Report every line in the listing that contains the string "this".
═════ GIVEN RECORDS
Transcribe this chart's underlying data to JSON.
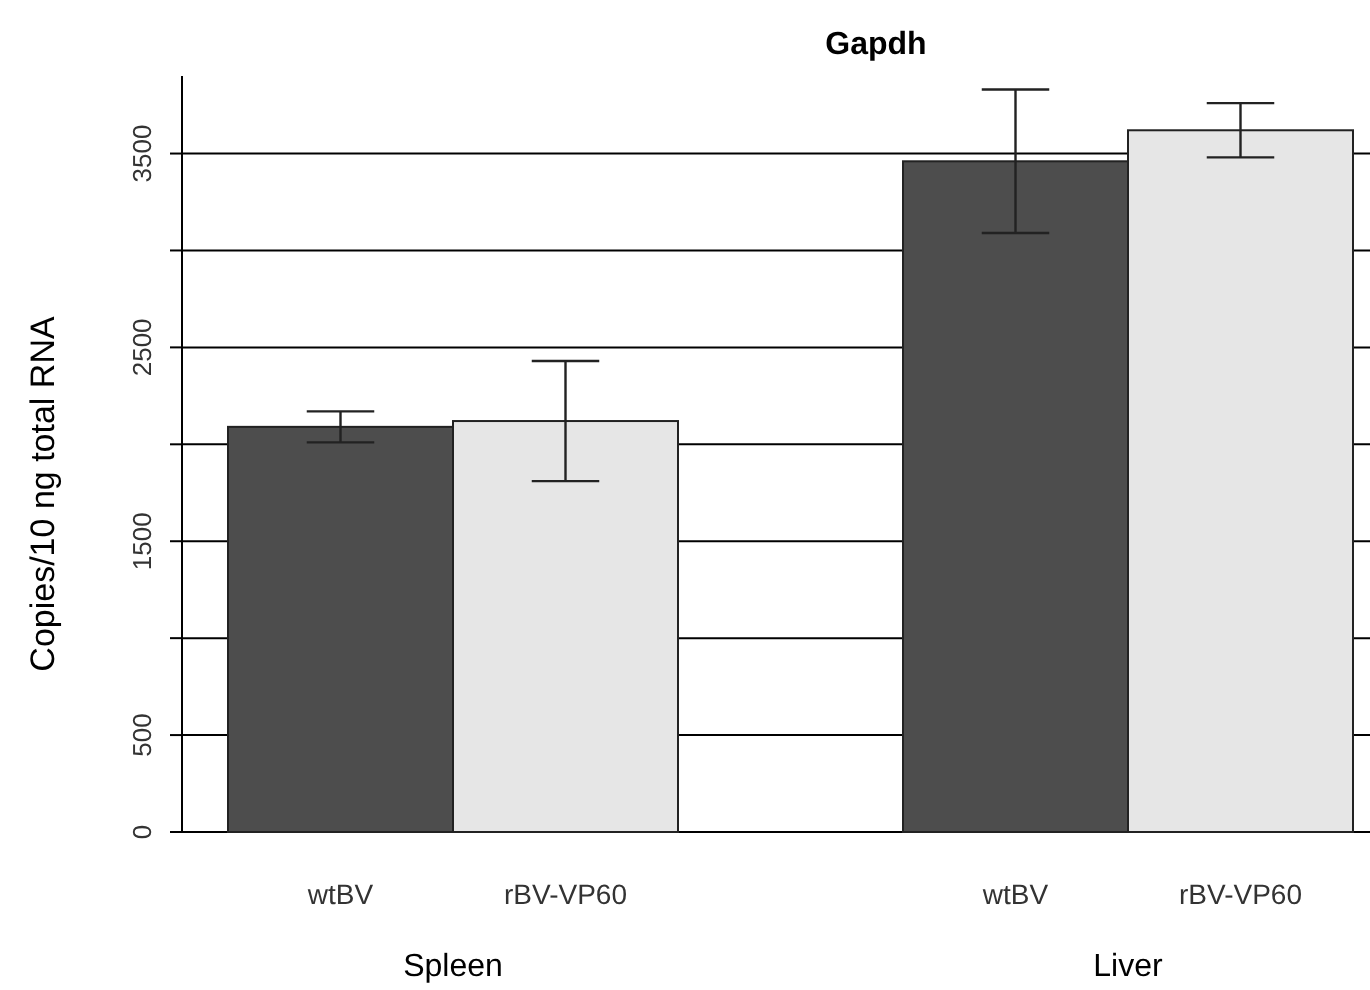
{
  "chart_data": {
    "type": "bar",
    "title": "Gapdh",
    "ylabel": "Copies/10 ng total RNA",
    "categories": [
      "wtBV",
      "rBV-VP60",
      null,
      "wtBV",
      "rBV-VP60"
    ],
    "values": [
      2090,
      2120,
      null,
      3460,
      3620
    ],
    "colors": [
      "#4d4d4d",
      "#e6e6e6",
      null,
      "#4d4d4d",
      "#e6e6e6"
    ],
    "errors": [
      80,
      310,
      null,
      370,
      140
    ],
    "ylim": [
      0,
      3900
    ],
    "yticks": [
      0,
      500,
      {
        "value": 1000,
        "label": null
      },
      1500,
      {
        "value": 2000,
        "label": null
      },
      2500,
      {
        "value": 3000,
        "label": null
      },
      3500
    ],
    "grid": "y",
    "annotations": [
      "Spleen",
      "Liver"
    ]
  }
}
══════════
═════ GIVEN RECORDS
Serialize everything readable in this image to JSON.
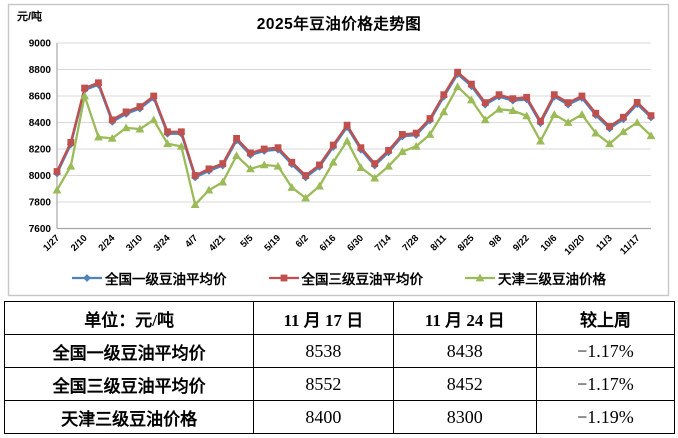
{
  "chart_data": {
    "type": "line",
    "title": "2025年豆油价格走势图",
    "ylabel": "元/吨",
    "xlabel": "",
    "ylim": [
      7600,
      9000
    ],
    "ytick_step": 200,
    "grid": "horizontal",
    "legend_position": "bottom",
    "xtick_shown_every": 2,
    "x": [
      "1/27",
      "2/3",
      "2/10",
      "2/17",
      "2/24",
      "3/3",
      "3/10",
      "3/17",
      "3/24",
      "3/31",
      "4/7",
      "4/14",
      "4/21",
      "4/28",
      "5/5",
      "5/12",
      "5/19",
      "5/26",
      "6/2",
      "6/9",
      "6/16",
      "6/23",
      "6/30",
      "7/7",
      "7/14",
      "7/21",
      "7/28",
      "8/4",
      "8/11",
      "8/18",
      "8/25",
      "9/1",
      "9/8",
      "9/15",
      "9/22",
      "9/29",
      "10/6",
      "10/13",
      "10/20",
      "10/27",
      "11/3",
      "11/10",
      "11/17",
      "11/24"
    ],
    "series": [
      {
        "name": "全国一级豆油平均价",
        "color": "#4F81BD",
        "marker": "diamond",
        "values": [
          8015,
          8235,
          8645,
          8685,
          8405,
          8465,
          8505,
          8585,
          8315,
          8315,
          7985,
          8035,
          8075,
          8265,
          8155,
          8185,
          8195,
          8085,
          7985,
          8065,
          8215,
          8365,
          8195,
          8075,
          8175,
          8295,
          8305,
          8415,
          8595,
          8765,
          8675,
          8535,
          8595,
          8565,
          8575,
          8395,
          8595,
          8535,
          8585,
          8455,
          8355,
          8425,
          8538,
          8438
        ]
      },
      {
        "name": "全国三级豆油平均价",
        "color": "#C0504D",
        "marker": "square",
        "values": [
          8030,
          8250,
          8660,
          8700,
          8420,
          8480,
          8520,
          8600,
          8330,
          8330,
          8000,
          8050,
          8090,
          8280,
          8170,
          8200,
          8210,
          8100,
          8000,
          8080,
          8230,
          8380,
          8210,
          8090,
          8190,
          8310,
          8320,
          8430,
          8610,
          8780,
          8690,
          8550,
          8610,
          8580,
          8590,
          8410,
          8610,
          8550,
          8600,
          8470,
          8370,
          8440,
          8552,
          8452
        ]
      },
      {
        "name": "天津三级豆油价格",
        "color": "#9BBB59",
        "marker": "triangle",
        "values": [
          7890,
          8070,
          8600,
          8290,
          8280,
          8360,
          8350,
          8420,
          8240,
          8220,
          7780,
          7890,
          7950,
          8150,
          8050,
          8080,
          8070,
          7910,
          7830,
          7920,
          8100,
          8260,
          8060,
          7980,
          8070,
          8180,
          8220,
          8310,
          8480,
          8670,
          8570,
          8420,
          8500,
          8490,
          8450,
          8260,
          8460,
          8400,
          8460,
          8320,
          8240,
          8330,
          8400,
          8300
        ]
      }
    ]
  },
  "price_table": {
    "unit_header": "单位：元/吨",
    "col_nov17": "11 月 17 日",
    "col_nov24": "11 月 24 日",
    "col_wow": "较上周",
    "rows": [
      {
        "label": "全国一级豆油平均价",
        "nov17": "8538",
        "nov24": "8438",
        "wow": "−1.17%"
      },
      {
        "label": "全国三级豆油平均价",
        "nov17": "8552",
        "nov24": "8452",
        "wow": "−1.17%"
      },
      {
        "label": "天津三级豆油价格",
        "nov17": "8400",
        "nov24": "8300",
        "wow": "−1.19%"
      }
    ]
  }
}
══════════
═════ GIVEN RECORDS
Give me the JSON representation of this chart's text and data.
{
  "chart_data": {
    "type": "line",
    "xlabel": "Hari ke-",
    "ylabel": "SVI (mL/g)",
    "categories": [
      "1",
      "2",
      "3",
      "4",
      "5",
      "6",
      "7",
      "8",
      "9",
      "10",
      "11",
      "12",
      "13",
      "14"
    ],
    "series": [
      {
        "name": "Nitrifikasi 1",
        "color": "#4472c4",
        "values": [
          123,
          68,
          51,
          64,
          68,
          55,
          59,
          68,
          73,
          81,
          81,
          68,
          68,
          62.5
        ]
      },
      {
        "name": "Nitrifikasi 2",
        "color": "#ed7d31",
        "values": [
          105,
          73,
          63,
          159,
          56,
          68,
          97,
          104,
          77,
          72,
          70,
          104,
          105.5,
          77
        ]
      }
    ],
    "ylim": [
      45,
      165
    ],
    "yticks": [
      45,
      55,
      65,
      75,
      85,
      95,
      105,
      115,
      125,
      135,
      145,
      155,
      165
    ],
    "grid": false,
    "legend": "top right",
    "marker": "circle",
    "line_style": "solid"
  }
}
══════════
_EXERCISE RESPONSE_:
Transcribe this chart's underlying data to JSON.
Serialize everything readable in this image to JSON.
Give me the JSON representation of this chart's text and data.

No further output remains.